- **Task to carry out**: Format each line of the data below as a row in a Markdown table with two columns, Row and Line. Number the rows in order and leave out any blank lines.
— Begin —
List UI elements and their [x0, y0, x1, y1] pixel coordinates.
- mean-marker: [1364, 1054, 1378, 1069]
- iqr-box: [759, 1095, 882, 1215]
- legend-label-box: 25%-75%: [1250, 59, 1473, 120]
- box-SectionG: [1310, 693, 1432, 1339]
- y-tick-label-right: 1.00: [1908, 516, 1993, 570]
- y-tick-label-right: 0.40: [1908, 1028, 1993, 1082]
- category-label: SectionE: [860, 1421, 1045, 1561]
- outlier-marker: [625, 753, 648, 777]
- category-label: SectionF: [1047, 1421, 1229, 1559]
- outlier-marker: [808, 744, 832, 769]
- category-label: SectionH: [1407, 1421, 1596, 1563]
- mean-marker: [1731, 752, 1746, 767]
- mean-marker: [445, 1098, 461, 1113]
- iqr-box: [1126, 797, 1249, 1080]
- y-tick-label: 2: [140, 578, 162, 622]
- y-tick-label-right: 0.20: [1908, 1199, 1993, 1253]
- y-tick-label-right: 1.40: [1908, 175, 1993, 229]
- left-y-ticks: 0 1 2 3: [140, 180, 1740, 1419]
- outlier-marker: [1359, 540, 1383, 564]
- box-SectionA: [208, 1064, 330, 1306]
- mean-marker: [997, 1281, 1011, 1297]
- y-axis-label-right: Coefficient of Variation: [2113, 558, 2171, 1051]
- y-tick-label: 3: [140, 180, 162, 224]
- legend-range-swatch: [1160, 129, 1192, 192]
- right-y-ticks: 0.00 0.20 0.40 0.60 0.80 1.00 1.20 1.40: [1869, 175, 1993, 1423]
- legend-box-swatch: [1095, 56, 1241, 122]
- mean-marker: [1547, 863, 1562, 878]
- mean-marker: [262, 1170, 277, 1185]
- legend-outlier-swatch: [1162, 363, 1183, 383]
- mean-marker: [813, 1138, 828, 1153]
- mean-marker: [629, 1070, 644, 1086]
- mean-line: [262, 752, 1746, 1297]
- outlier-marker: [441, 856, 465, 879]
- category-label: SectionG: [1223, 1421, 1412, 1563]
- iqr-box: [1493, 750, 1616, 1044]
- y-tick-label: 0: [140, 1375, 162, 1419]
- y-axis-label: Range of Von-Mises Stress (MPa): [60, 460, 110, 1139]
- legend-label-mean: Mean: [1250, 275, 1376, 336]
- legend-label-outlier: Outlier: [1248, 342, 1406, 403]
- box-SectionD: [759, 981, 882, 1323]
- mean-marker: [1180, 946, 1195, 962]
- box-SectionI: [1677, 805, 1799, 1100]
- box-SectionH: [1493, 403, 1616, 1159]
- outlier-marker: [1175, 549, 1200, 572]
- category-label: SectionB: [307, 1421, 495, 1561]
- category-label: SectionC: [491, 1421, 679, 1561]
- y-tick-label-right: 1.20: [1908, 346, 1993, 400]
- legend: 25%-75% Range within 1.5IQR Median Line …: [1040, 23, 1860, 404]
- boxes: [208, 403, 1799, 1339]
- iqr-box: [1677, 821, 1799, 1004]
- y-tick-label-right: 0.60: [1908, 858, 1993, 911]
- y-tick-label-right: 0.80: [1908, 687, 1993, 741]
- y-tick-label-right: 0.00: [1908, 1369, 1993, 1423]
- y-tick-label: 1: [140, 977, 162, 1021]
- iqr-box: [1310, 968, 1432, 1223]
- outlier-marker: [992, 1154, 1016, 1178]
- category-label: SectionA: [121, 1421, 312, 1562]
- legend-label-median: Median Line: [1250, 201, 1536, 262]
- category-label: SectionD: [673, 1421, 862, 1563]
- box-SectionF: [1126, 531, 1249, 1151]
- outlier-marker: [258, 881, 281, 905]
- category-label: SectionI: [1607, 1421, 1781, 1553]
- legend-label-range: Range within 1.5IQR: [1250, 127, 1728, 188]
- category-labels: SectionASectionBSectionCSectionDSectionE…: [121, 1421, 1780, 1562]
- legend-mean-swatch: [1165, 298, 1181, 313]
— End —
- **Exercise result**:
| Row | Line |
|---|---|
| 1 | List UI elements and their [x0, y0, x1, y1] pixel coordinates. |
| 2 | - mean-marker: [1364, 1054, 1378, 1069] |
| 3 | - iqr-box: [759, 1095, 882, 1215] |
| 4 | - legend-label-box: 25%-75%: [1250, 59, 1473, 120] |
| 5 | - box-SectionG: [1310, 693, 1432, 1339] |
| 6 | - y-tick-label-right: 1.00: [1908, 516, 1993, 570] |
| 7 | - y-tick-label-right: 0.40: [1908, 1028, 1993, 1082] |
| 8 | - category-label: SectionE: [860, 1421, 1045, 1561] |
| 9 | - outlier-marker: [625, 753, 648, 777] |
| 10 | - category-label: SectionF: [1047, 1421, 1229, 1559] |
| 11 | - outlier-marker: [808, 744, 832, 769] |
| 12 | - category-label: SectionH: [1407, 1421, 1596, 1563] |
| 13 | - mean-marker: [1731, 752, 1746, 767] |
| 14 | - mean-marker: [445, 1098, 461, 1113] |
| 15 | - iqr-box: [1126, 797, 1249, 1080] |
| 16 | - y-tick-label: 2: [140, 578, 162, 622] |
| 17 | - y-tick-label-right: 0.20: [1908, 1199, 1993, 1253] |
| 18 | - y-tick-label-right: 1.40: [1908, 175, 1993, 229] |
| 19 | - left-y-ticks: 0 1 2 3: [140, 180, 1740, 1419] |
| 20 | - outlier-marker: [1359, 540, 1383, 564] |
| 21 | - box-SectionA: [208, 1064, 330, 1306] |
| 22 | - mean-marker: [997, 1281, 1011, 1297] |
| 23 | - y-axis-label-right: Coefficient of Variation: [2113, 558, 2171, 1051] |
| 24 | - y-tick-label: 3: [140, 180, 162, 224] |
| 25 | - legend-range-swatch: [1160, 129, 1192, 192] |
| 26 | - right-y-ticks: 0.00 0.20 0.40 0.60 0.80 1.00 1.20 1.40: [1869, 175, 1993, 1423] |
| 27 | - legend-box-swatch: [1095, 56, 1241, 122] |
| 28 | - mean-marker: [1547, 863, 1562, 878] |
| 29 | - mean-marker: [262, 1170, 277, 1185] |
| 30 | - legend-outlier-swatch: [1162, 363, 1183, 383] |
| 31 | - mean-marker: [813, 1138, 828, 1153] |
| 32 | - mean-marker: [629, 1070, 644, 1086] |
| 33 | - mean-line: [262, 752, 1746, 1297] |
| 34 | - outlier-marker: [441, 856, 465, 879] |
| 35 | - category-label: SectionG: [1223, 1421, 1412, 1563] |
| 36 | - iqr-box: [1493, 750, 1616, 1044] |
| 37 | - y-tick-label: 0: [140, 1375, 162, 1419] |
| 38 | - y-axis-label: Range of Von-Mises Stress (MPa): [60, 460, 110, 1139] |
| 39 | - legend-label-mean: Mean: [1250, 275, 1376, 336] |
| 40 | - legend-label-outlier: Outlier: [1248, 342, 1406, 403] |
| 41 | - box-SectionD: [759, 981, 882, 1323] |
| 42 | - mean-marker: [1180, 946, 1195, 962] |
| 43 | - box-SectionI: [1677, 805, 1799, 1100] |
| 44 | - box-SectionH: [1493, 403, 1616, 1159] |
| 45 | - outlier-marker: [1175, 549, 1200, 572] |
| 46 | - category-label: SectionB: [307, 1421, 495, 1561] |
| 47 | - category-label: SectionC: [491, 1421, 679, 1561] |
| 48 | - y-tick-label-right: 1.20: [1908, 346, 1993, 400] |
| 49 | - legend: 25%-75% Range within 1.5IQR Median Line …: [1040, 23, 1860, 404] |
| 50 | - boxes: [208, 403, 1799, 1339] |
| 51 | - iqr-box: [1677, 821, 1799, 1004] |
| 52 | - y-tick-label-right: 0.60: [1908, 858, 1993, 911] |
| 53 | - y-tick-label-right: 0.80: [1908, 687, 1993, 741] |
| 54 | - y-tick-label-right: 0.00: [1908, 1369, 1993, 1423] |
| 55 | - y-tick-label: 1: [140, 977, 162, 1021] |
| 56 | - iqr-box: [1310, 968, 1432, 1223] |
| 57 | - outlier-marker: [992, 1154, 1016, 1178] |
| 58 | - category-label: SectionA: [121, 1421, 312, 1562] |
| 59 | - legend-label-median: Median Line: [1250, 201, 1536, 262] |
| 60 | - category-label: SectionD: [673, 1421, 862, 1563] |
| 61 | - box-SectionF: [1126, 531, 1249, 1151] |
| 62 | - outlier-marker: [258, 881, 281, 905] |
| 63 | - category-label: SectionI: [1607, 1421, 1781, 1553] |
| 64 | - legend-label-range: Range within 1.5IQR: [1250, 127, 1728, 188] |
| 65 | - category-labels: SectionASectionBSectionCSectionDSectionE…: [121, 1421, 1780, 1562] |
| 66 | - legend-mean-swatch: [1165, 298, 1181, 313] |